**STATED TASK**
Will you give the material below again, every line exactly as it is?

(Stored dataset items)
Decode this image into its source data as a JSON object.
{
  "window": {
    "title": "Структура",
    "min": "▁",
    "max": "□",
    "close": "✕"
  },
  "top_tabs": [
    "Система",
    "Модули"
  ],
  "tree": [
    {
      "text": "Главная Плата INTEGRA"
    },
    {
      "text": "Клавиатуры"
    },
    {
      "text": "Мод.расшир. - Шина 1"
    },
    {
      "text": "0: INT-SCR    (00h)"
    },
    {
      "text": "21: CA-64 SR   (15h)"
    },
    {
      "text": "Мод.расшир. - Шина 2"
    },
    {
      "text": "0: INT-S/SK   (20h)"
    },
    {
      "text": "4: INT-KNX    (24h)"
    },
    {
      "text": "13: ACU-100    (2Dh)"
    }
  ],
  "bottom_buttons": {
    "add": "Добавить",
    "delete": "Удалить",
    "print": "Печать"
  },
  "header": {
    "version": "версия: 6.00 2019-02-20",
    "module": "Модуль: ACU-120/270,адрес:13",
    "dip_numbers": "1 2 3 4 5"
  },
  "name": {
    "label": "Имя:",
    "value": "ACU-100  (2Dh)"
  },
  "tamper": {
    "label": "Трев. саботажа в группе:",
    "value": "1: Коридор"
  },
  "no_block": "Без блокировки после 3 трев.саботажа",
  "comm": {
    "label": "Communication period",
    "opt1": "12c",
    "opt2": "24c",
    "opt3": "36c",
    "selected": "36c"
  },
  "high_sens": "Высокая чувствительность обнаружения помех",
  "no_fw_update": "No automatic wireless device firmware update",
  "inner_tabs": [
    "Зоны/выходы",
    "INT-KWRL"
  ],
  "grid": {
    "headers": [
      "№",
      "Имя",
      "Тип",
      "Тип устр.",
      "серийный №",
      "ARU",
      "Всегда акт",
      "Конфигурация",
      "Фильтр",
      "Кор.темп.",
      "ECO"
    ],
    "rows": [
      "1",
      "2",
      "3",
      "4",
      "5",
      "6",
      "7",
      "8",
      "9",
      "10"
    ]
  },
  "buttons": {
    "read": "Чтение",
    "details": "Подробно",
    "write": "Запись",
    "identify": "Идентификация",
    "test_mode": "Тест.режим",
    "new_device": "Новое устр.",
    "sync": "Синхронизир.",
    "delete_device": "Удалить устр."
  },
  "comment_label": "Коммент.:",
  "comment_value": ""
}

**EXERCISE SOLUTION**
Decode this image into its source data as a JSON object.
{
  "window": {
    "title": "Структура",
    "min": "▁",
    "max": "□",
    "close": "✕"
  },
  "top_tabs": [
    "Система",
    "Модули"
  ],
  "tree": [
    {
      "text": "Главная Плата INTEGRA"
    },
    {
      "text": "Клавиатуры"
    },
    {
      "text": "Мод.расшир. - Шина 1"
    },
    {
      "text": "0: INT-SCR    (00h)"
    },
    {
      "text": "21: CA-64 SR   (15h)"
    },
    {
      "text": "Мод.расшир. - Шина 2"
    },
    {
      "text": "0: INT-S/SK   (20h)"
    },
    {
      "text": "4: INT-KNX    (24h)"
    },
    {
      "text": "13: ACU-100    (2Dh)"
    }
  ],
  "bottom_buttons": {
    "add": "Добавить",
    "delete": "Удалить",
    "print": "Печать"
  },
  "header": {
    "version": "версия: 6.00 2019-02-20",
    "module": "Модуль: ACU-120/270,адрес:13",
    "dip_numbers": "1 2 3 4 5"
  },
  "name": {
    "label": "Имя:",
    "value": "ACU-100  (2Dh)"
  },
  "tamper": {
    "label": "Трев. саботажа в группе:",
    "value": "1: Коридор"
  },
  "no_block": "Без блокировки после 3 трев.саботажа",
  "comm": {
    "label": "Communication period",
    "opt1": "12c",
    "opt2": "24c",
    "opt3": "36c",
    "selected": "36c"
  },
  "high_sens": "Высокая чувствительность обнаружения помех",
  "no_fw_update": "No automatic wireless device firmware update",
  "inner_tabs": [
    "Зоны/выходы",
    "INT-KWRL"
  ],
  "grid": {
    "headers": [
      "№",
      "Имя",
      "Тип",
      "Тип устр.",
      "серийный №",
      "ARU",
      "Всегда акт",
      "Конфигурация",
      "Фильтр",
      "Кор.темп.",
      "ECO"
    ],
    "rows": [
      "1",
      "2",
      "3",
      "4",
      "5",
      "6",
      "7",
      "8",
      "9",
      "10"
    ]
  },
  "buttons": {
    "read": "Чтение",
    "details": "Подробно",
    "write": "Запись",
    "identify": "Идентификация",
    "test_mode": "Тест.режим",
    "new_device": "Новое устр.",
    "sync": "Синхронизир.",
    "delete_device": "Удалить устр."
  },
  "comment_label": "Коммент.:",
  "comment_value": ""
}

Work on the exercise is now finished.